- Short exercise -
Give every line below again, exactly.

- Information provided -
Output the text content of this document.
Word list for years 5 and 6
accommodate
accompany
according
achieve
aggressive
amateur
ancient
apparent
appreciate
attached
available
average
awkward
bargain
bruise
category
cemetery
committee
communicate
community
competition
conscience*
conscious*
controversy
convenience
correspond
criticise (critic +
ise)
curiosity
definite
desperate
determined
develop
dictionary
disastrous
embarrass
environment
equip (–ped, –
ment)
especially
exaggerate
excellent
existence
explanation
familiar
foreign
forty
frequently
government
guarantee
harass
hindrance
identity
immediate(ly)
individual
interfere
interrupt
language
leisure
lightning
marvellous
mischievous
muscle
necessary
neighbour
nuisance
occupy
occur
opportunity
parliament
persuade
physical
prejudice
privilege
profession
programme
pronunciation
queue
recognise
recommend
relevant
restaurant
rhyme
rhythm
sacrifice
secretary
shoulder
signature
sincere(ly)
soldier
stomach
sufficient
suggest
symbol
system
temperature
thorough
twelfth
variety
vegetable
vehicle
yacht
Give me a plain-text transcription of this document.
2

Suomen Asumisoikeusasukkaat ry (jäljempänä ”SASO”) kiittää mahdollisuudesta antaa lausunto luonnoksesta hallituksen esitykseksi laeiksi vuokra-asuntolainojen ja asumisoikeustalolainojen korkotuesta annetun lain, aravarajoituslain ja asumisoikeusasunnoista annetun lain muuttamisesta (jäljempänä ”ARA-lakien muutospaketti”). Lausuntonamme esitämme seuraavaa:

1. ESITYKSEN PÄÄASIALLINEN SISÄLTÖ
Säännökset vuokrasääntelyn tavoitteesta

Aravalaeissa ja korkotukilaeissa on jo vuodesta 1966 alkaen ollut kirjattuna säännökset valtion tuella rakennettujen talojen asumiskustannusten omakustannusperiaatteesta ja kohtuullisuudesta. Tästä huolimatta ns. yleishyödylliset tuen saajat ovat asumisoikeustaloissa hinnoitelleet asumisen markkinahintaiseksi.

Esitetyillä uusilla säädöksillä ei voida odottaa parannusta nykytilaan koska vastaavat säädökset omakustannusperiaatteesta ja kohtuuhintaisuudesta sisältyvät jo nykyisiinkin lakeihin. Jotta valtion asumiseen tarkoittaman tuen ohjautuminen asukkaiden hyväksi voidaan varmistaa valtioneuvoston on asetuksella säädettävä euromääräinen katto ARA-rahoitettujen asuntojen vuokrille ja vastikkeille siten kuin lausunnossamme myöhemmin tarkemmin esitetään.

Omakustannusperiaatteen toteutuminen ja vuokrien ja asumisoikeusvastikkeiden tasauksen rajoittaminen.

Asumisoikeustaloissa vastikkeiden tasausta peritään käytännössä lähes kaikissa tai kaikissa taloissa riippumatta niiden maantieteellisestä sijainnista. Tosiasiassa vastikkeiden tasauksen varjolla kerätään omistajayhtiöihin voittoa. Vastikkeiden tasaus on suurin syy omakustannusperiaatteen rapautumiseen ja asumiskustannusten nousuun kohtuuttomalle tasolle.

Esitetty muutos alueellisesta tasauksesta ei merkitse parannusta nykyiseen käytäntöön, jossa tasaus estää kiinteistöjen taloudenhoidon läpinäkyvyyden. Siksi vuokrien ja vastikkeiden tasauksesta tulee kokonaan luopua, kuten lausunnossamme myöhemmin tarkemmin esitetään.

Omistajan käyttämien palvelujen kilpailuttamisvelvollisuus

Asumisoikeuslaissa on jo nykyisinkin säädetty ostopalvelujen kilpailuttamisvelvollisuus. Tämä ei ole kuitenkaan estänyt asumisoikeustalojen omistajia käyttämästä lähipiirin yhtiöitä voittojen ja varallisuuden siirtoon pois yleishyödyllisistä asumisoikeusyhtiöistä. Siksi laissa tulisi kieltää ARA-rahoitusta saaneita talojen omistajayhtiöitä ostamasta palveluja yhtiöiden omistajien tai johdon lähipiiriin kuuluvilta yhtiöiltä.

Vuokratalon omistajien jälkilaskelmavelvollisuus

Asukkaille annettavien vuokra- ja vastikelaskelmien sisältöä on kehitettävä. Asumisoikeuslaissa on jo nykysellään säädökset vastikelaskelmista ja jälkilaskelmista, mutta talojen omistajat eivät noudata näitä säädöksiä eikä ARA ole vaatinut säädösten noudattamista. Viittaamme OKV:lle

- Output of the task -
Output the text content of this document.
Word list for years 5 and 6
accommodate
accompany
according
achieve
aggressive
amateur
ancient
apparent
appreciate
attached
available
average
awkward
bargain
bruise
category
cemetery
committee
communicate
community
competition
conscience*
conscious*
controversy
convenience
correspond
criticise (critic +
ise)
curiosity
definite
desperate
determined
develop
dictionary
disastrous
embarrass
environment
equip (–ped, –
ment)
especially
exaggerate
excellent
existence
explanation
familiar
foreign
forty
frequently
government
guarantee
harass
hindrance
identity
immediate(ly)
individual
interfere
interrupt
language
leisure
lightning
marvellous
mischievous
muscle
necessary
neighbour
nuisance
occupy
occur
opportunity
parliament
persuade
physical
prejudice
privilege
profession
programme
pronunciation
queue
recognise
recommend
relevant
restaurant
rhyme
rhythm
sacrifice
secretary
shoulder
signature
sincere(ly)
soldier
stomach
sufficient
suggest
symbol
system
temperature
thorough
twelfth
variety
vegetable
vehicle
yacht
Give me a plain-text transcription of this document.
2

Suomen Asumisoikeusasukkaat ry (jäljempänä ”SASO”) kiittää mahdollisuudesta antaa lausunto luonnoksesta hallituksen esitykseksi laeiksi vuokra-asuntolainojen ja asumisoikeustalolainojen korkotuesta annetun lain, aravarajoituslain ja asumisoikeusasunnoista annetun lain muuttamisesta (jäljempänä ”ARA-lakien muutospaketti”). Lausuntonamme esitämme seuraavaa:

1. ESITYKSEN PÄÄASIALLINEN SISÄLTÖ
Säännökset vuokrasääntelyn tavoitteesta

Aravalaeissa ja korkotukilaeissa on jo vuodesta 1966 alkaen ollut kirjattuna säännökset valtion tuella rakennettujen talojen asumiskustannusten omakustannusperiaatteesta ja kohtuullisuudesta. Tästä huolimatta ns. yleishyödylliset tuen saajat ovat asumisoikeustaloissa hinnoitelleet asumisen markkinahintaiseksi.

Esitetyillä uusilla säädöksillä ei voida odottaa parannusta nykytilaan koska vastaavat säädökset omakustannusperiaatteesta ja kohtuuhintaisuudesta sisältyvät jo nykyisiinkin lakeihin. Jotta valtion asumiseen tarkoittaman tuen ohjautuminen asukkaiden hyväksi voidaan varmistaa valtioneuvoston on asetuksella säädettävä euromääräinen katto ARA-rahoitettujen asuntojen vuokrille ja vastikkeille siten kuin lausunnossamme myöhemmin tarkemmin esitetään.

Omakustannusperiaatteen toteutuminen ja vuokrien ja asumisoikeusvastikkeiden tasauksen rajoittaminen.

Asumisoikeustaloissa vastikkeiden tasausta peritään käytännössä lähes kaikissa tai kaikissa taloissa riippumatta niiden maantieteellisestä sijainnista. Tosiasiassa vastikkeiden tasauksen varjolla kerätään omistajayhtiöihin voittoa. Vastikkeiden tasaus on suurin syy omakustannusperiaatteen rapautumiseen ja asumiskustannusten nousuun kohtuuttomalle tasolle.

Esitetty muutos alueellisesta tasauksesta ei merkitse parannusta nykyiseen käytäntöön, jossa tasaus estää kiinteistöjen taloudenhoidon läpinäkyvyyden. Siksi vuokrien ja vastikkeiden tasauksesta tulee kokonaan luopua, kuten lausunnossamme myöhemmin tarkemmin esitetään.

Omistajan käyttämien palvelujen kilpailuttamisvelvollisuus

Asumisoikeuslaissa on jo nykyisinkin säädetty ostopalvelujen kilpailuttamisvelvollisuus. Tämä ei ole kuitenkaan estänyt asumisoikeustalojen omistajia käyttämästä lähipiirin yhtiöitä voittojen ja varallisuuden siirtoon pois yleishyödyllisistä asumisoikeusyhtiöistä. Siksi laissa tulisi kieltää ARA-rahoitusta saaneita talojen omistajayhtiöitä ostamasta palveluja yhtiöiden omistajien tai johdon lähipiiriin kuuluvilta yhtiöiltä.

Vuokratalon omistajien jälkilaskelmavelvollisuus

Asukkaille annettavien vuokra- ja vastikelaskelmien sisältöä on kehitettävä. Asumisoikeuslaissa on jo nykysellään säädökset vastikelaskelmista ja jälkilaskelmista, mutta talojen omistajat eivät noudata näitä säädöksiä eikä ARA ole vaatinut säädösten noudattamista. Viittaamme OKV:lle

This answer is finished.